_Problem to work on_:
Make an exact copy of all the data.

_Task inputs_:
..........
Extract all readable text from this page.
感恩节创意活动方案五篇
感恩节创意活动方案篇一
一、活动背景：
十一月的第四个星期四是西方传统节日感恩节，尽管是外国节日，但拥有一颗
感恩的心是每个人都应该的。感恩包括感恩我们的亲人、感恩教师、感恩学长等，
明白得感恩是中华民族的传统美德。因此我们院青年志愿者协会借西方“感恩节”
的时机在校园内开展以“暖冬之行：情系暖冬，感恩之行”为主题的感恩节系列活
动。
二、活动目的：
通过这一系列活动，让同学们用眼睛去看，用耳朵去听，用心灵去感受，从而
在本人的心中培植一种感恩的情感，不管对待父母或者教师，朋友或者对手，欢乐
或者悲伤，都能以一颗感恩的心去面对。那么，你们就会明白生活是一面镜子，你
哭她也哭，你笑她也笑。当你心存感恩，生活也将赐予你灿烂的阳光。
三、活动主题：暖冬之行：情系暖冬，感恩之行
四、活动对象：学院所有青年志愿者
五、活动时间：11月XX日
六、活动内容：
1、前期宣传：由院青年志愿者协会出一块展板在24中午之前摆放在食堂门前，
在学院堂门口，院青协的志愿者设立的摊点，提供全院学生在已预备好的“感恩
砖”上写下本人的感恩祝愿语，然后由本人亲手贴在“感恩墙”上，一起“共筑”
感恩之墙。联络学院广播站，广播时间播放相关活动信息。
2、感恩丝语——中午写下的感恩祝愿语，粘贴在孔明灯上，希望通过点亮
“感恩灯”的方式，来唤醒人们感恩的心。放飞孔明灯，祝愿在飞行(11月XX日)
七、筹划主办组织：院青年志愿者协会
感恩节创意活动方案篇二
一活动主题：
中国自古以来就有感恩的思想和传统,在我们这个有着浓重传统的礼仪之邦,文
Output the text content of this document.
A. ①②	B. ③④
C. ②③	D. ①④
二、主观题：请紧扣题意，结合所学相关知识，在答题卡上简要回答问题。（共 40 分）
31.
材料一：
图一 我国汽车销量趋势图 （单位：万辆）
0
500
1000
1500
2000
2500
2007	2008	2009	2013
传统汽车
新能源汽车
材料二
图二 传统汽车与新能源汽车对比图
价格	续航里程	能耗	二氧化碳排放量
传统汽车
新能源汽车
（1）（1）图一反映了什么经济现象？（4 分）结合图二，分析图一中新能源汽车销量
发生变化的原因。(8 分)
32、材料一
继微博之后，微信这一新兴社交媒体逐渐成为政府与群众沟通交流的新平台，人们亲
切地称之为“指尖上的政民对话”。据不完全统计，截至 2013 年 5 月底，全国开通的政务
..........
_Written answer_:
Extract all readable text from this page.
感恩节创意活动方案五篇
感恩节创意活动方案篇一
一、活动背景：
十一月的第四个星期四是西方传统节日感恩节，尽管是外国节日，但拥有一颗
感恩的心是每个人都应该的。感恩包括感恩我们的亲人、感恩教师、感恩学长等，
明白得感恩是中华民族的传统美德。因此我们院青年志愿者协会借西方“感恩节”
的时机在校园内开展以“暖冬之行：情系暖冬，感恩之行”为主题的感恩节系列活
动。
二、活动目的：
通过这一系列活动，让同学们用眼睛去看，用耳朵去听，用心灵去感受，从而
在本人的心中培植一种感恩的情感，不管对待父母或者教师，朋友或者对手，欢乐
或者悲伤，都能以一颗感恩的心去面对。那么，你们就会明白生活是一面镜子，你
哭她也哭，你笑她也笑。当你心存感恩，生活也将赐予你灿烂的阳光。
三、活动主题：暖冬之行：情系暖冬，感恩之行
四、活动对象：学院所有青年志愿者
五、活动时间：11月XX日
六、活动内容：
1、前期宣传：由院青年志愿者协会出一块展板在24中午之前摆放在食堂门前，
在学院堂门口，院青协的志愿者设立的摊点，提供全院学生在已预备好的“感恩
砖”上写下本人的感恩祝愿语，然后由本人亲手贴在“感恩墙”上，一起“共筑”
感恩之墙。联络学院广播站，广播时间播放相关活动信息。
2、感恩丝语——中午写下的感恩祝愿语，粘贴在孔明灯上，希望通过点亮
“感恩灯”的方式，来唤醒人们感恩的心。放飞孔明灯，祝愿在飞行(11月XX日)
七、筹划主办组织：院青年志愿者协会
感恩节创意活动方案篇二
一活动主题：
中国自古以来就有感恩的思想和传统,在我们这个有着浓重传统的礼仪之邦,文
Output the text content of this document.
A. ①②	B. ③④
C. ②③	D. ①④
二、主观题：请紧扣题意，结合所学相关知识，在答题卡上简要回答问题。（共 40 分）
31.
材料一：
图一 我国汽车销量趋势图 （单位：万辆）
0
500
1000
1500
2000
2500
2007	2008	2009	2013
传统汽车
新能源汽车
材料二
图二 传统汽车与新能源汽车对比图
价格	续航里程	能耗	二氧化碳排放量
传统汽车
新能源汽车
（1）（1）图一反映了什么经济现象？（4 分）结合图二，分析图一中新能源汽车销量
发生变化的原因。(8 分)
32、材料一
继微博之后，微信这一新兴社交媒体逐渐成为政府与群众沟通交流的新平台，人们亲
切地称之为“指尖上的政民对话”。据不完全统计，截至 2013 年 5 月底，全国开通的政务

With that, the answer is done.